Task directions ::
Begin at the line that has "- svg-text:6,6 м2: 6,6" and stop after the line that has "- svg-text:9 415: 9 415: [124, 253, 145, 308]". Give those listing lines again, renaming "Балкон" to "Лоджия" and changing nothing else.
---------- Data provided
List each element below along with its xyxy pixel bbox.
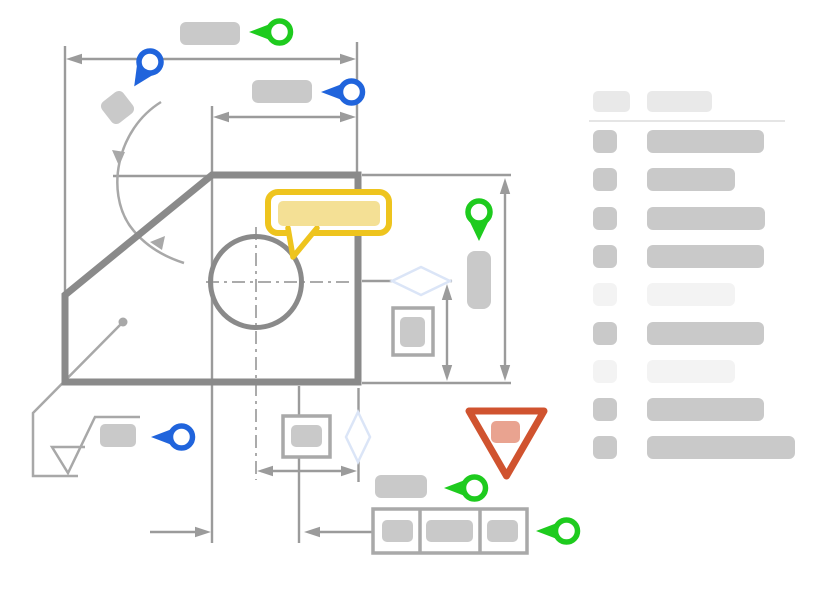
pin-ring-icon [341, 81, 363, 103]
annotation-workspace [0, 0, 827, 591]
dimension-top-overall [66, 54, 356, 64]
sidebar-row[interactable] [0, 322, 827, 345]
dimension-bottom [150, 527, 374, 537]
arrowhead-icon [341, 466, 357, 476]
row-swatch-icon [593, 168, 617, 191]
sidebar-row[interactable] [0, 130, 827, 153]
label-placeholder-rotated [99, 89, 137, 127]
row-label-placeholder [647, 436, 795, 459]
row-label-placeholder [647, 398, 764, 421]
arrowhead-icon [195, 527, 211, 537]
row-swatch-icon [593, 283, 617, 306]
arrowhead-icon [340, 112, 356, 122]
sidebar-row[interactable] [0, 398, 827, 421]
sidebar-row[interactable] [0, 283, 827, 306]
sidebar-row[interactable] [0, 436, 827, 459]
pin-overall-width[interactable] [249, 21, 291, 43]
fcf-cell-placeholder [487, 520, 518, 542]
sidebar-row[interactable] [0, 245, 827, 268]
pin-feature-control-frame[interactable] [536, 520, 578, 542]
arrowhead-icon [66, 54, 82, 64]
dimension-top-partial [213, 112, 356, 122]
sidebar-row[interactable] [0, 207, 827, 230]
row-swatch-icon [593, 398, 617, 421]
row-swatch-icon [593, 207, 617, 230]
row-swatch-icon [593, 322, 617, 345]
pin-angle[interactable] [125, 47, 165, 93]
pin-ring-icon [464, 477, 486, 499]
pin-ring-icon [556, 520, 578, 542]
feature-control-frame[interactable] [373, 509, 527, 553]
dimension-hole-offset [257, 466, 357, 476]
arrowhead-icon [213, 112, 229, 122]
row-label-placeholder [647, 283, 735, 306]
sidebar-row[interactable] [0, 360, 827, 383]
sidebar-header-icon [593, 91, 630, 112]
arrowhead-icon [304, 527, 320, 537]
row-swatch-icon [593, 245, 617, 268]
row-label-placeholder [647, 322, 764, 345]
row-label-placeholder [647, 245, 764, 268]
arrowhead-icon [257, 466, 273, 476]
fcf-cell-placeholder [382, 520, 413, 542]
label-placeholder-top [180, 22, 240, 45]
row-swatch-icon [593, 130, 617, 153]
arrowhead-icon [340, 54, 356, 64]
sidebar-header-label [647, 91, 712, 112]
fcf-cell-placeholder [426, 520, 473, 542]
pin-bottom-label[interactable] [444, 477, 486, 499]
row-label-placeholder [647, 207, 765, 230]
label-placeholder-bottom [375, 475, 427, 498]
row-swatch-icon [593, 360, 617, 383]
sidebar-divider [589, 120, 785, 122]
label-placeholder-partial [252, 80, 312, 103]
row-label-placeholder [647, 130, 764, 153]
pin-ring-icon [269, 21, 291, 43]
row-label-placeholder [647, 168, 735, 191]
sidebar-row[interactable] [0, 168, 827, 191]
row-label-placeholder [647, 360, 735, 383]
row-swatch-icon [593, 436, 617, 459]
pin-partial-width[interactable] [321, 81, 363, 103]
--------------------
---------- Data provided
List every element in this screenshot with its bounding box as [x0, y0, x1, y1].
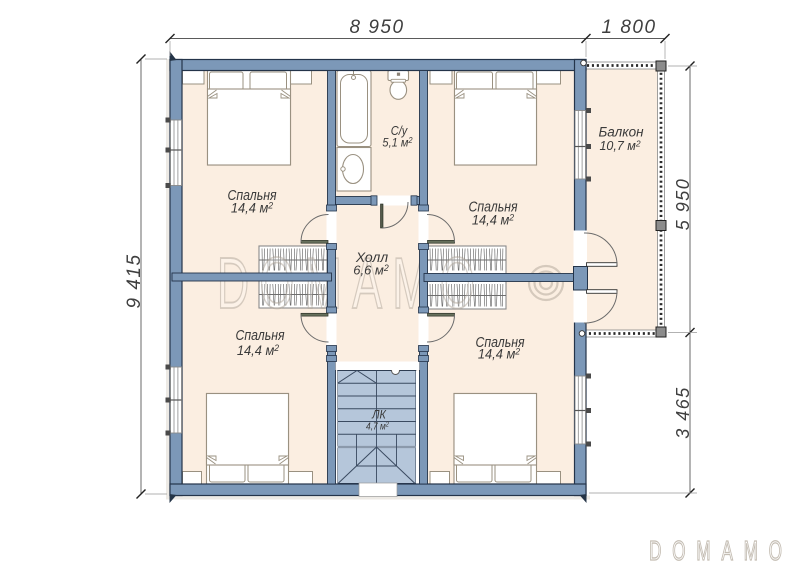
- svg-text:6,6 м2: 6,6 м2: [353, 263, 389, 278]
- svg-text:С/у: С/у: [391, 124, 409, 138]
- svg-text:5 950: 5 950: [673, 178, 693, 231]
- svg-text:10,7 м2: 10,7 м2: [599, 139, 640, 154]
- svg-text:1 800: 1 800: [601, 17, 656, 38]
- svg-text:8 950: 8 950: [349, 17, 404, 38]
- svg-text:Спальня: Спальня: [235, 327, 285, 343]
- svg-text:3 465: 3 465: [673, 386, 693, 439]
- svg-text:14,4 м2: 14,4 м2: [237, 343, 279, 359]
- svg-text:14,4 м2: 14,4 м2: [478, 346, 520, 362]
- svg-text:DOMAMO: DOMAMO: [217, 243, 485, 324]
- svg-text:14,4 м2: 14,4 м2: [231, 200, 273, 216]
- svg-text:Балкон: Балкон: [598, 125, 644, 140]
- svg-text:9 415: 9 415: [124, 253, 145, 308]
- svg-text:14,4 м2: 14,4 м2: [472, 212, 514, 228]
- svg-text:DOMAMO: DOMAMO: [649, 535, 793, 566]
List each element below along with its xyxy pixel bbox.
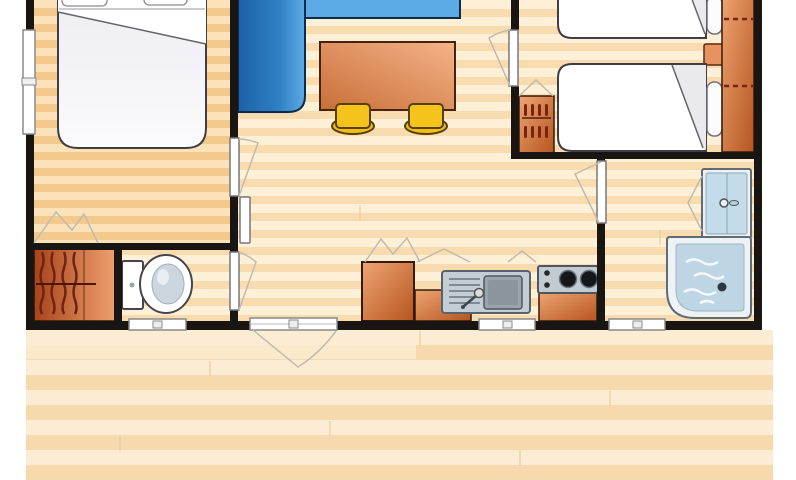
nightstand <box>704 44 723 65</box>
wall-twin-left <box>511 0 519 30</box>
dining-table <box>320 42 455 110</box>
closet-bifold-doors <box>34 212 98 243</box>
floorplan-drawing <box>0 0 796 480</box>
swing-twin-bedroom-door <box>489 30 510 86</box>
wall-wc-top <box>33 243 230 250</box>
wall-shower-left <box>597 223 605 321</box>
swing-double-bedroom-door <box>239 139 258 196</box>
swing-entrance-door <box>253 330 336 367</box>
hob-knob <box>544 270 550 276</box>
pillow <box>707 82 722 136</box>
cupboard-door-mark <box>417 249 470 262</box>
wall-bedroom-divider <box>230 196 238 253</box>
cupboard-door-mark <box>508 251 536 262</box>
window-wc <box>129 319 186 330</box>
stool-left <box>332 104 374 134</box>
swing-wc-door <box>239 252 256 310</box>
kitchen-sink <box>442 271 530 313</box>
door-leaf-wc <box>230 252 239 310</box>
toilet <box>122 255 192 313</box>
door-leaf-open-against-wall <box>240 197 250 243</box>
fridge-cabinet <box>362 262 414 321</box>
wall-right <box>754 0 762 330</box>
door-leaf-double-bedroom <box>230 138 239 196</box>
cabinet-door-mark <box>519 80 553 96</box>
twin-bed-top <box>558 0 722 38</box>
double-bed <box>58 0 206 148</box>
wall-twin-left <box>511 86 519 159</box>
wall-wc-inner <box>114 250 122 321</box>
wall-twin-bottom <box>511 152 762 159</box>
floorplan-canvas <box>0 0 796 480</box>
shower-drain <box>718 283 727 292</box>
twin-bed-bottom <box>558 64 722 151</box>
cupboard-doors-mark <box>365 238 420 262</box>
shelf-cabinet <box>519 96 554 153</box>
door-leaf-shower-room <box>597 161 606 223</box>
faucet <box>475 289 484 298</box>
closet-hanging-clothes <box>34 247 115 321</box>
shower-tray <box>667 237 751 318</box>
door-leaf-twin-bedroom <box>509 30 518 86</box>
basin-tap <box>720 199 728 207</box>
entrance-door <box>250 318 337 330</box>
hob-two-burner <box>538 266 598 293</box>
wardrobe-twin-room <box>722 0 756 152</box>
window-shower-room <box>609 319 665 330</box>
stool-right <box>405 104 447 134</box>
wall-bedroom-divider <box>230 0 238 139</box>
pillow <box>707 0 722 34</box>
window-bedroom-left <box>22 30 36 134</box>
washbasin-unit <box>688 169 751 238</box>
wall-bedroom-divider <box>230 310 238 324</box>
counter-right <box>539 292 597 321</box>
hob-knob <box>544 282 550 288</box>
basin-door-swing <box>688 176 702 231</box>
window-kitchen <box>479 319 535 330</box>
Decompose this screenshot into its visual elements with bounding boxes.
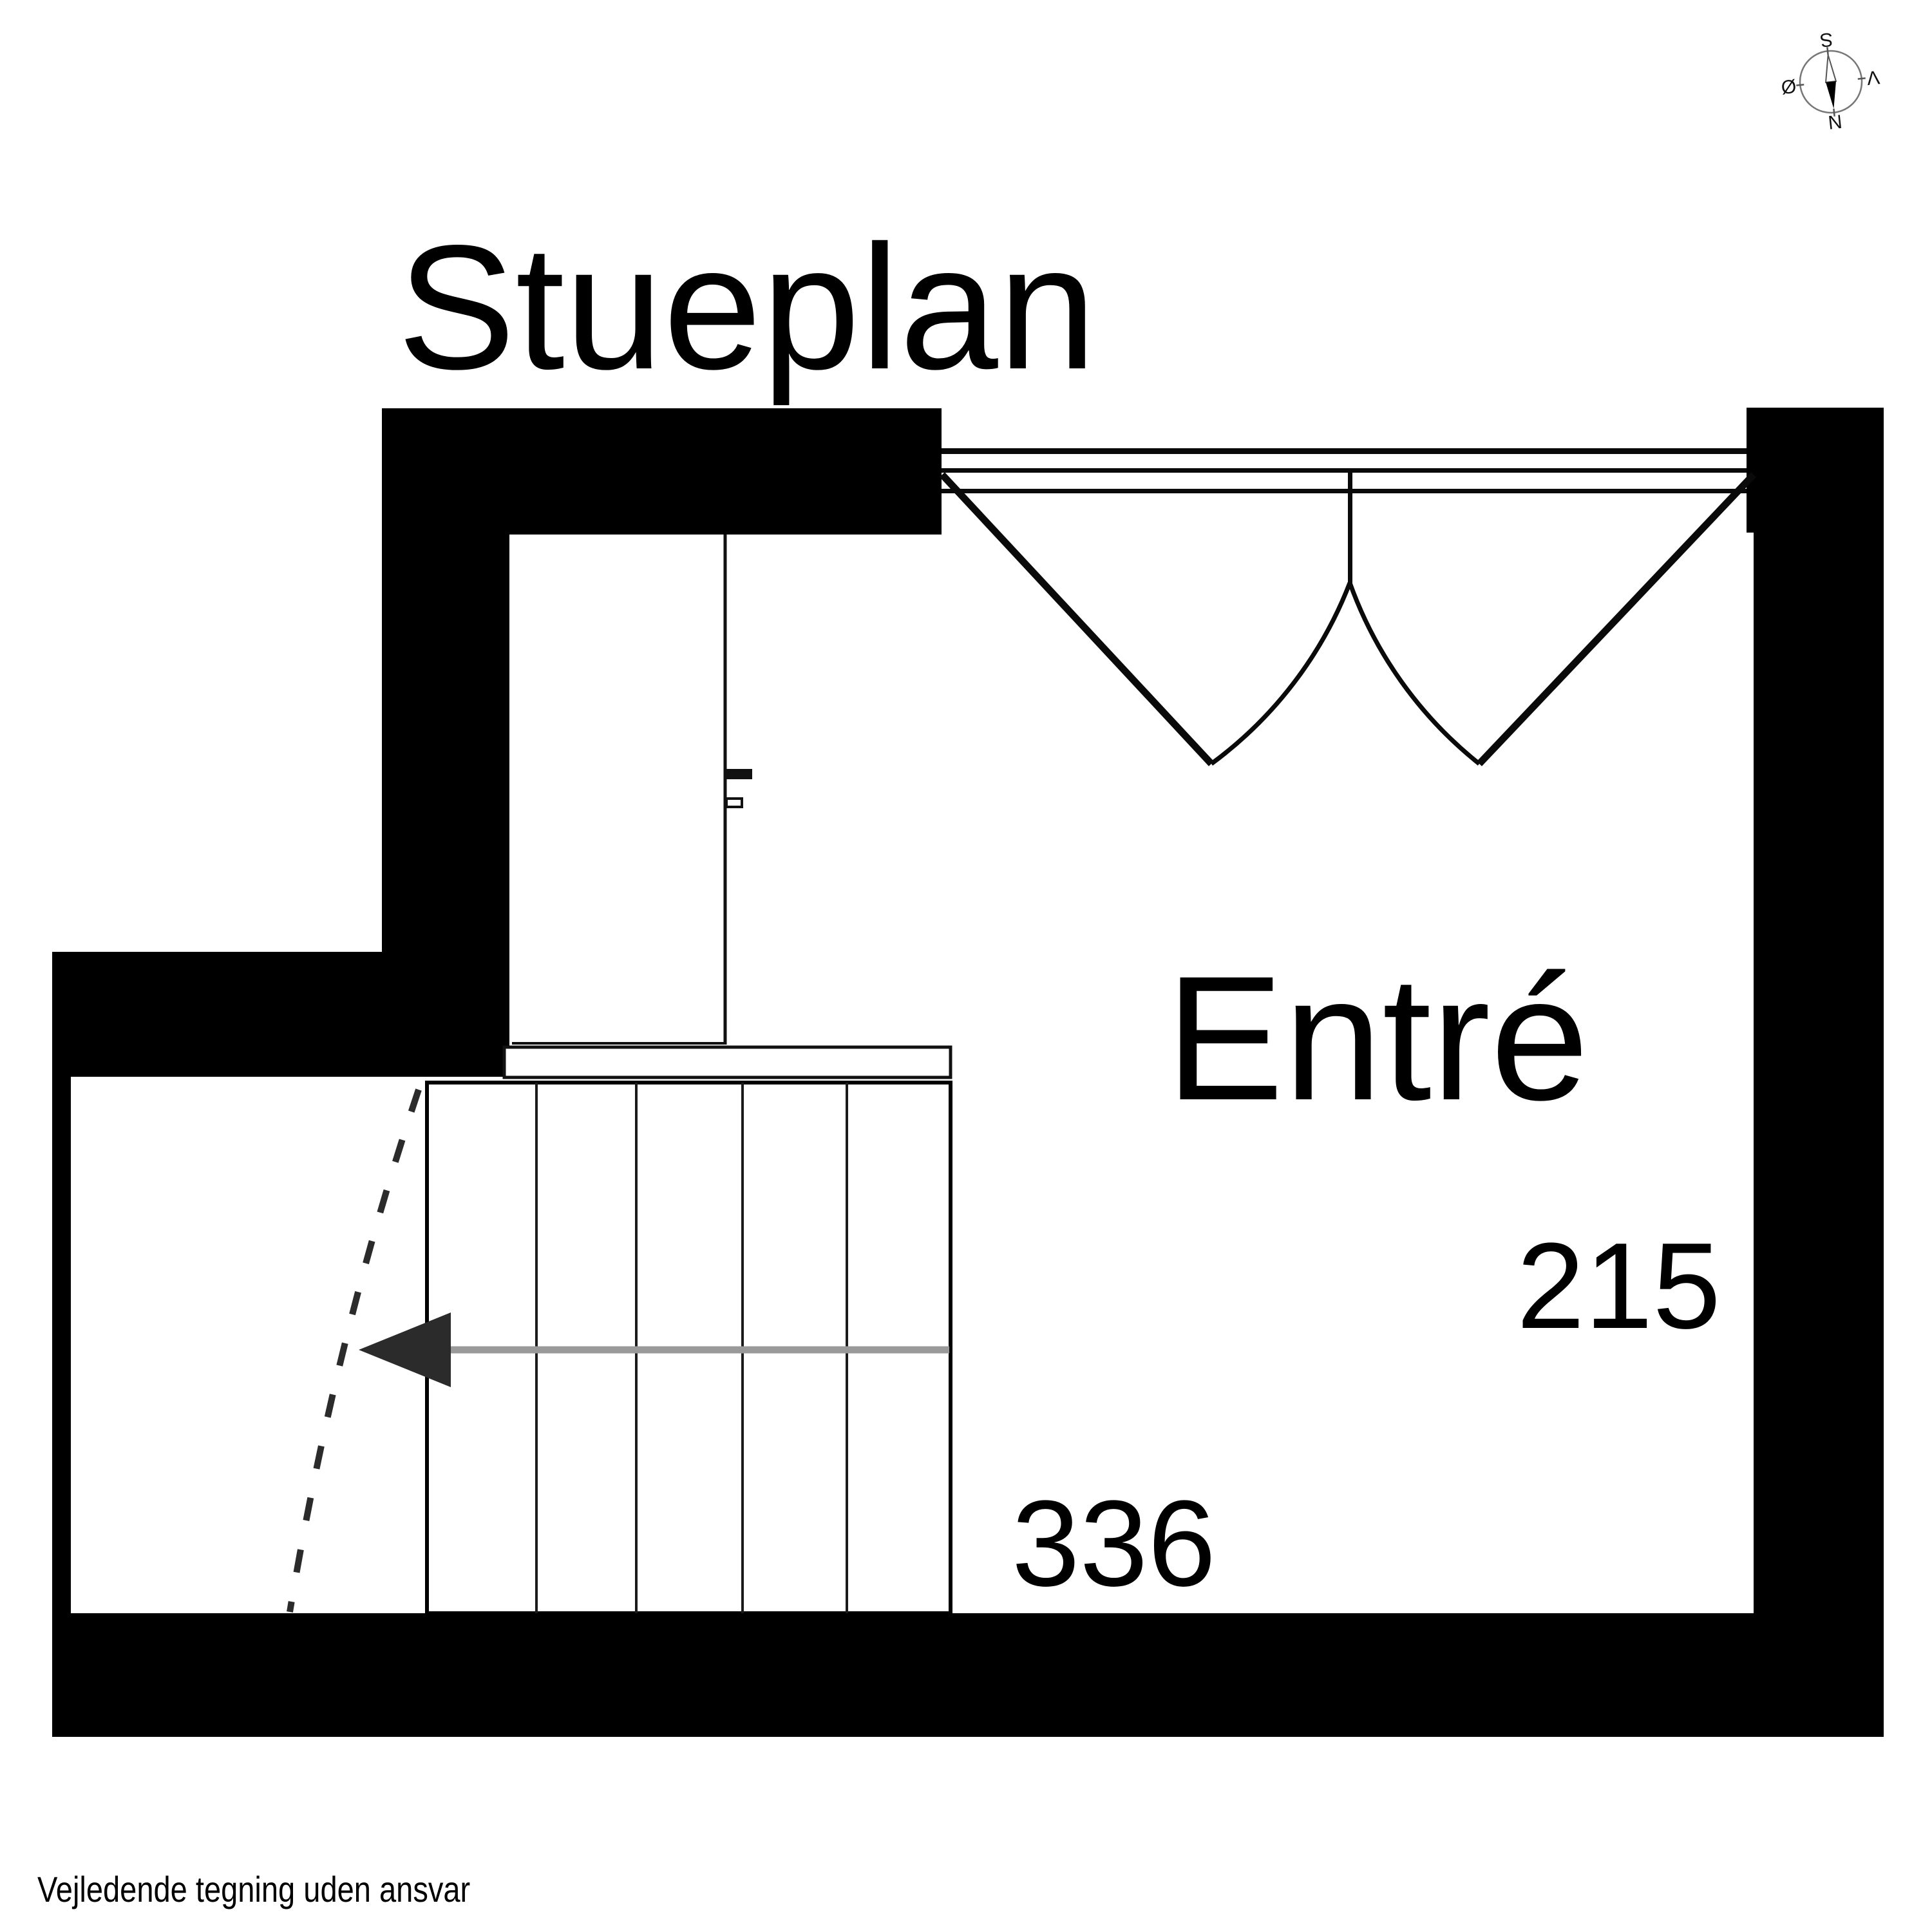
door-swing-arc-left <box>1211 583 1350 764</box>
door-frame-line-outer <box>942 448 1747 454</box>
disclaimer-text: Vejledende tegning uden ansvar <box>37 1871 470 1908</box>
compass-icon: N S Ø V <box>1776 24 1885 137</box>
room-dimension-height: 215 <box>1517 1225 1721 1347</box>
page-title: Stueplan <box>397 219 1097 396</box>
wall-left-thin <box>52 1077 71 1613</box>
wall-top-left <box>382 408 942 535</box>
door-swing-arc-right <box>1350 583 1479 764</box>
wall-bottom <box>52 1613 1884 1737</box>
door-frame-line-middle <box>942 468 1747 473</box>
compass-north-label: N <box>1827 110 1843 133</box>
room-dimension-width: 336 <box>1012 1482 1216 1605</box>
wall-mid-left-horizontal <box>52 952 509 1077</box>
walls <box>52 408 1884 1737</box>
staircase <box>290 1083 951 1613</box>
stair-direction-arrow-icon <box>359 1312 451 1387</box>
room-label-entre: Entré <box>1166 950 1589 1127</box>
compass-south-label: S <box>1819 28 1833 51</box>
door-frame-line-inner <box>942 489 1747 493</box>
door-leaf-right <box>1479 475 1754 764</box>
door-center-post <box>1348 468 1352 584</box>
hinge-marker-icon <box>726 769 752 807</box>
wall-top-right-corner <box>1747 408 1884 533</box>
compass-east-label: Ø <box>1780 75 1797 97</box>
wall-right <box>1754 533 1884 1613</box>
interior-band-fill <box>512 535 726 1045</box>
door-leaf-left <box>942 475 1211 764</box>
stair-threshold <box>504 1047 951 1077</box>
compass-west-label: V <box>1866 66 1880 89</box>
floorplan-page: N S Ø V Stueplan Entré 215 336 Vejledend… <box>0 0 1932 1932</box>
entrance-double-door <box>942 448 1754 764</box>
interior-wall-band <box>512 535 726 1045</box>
--------------------
Solved exercise ::
- svg-text:6,6 м2: 6,6 м2: [353, 263, 389, 278]
- svg-text:С/у: С/у: [391, 124, 409, 138]
- svg-text:5 950: 5 950: [673, 178, 693, 231]
- svg-text:10,7 м2: 10,7 м2: [599, 139, 640, 154]
- svg-text:1 800: 1 800: [601, 17, 656, 38]
- svg-text:8 950: 8 950: [349, 17, 404, 38]
- svg-text:Спальня: Спальня: [235, 327, 285, 343]
- svg-text:3 465: 3 465: [673, 386, 693, 439]
- svg-text:14,4 м2: 14,4 м2: [237, 343, 279, 359]
- svg-text:14,4 м2: 14,4 м2: [478, 346, 520, 362]
- svg-text:DOMAMO: DOMAMO: [217, 243, 485, 324]
- svg-text:14,4 м2: 14,4 м2: [231, 200, 273, 216]
- svg-text:Лоджия: Лоджия: [598, 125, 644, 140]
- svg-text:9 415: 9 415: [124, 253, 145, 308]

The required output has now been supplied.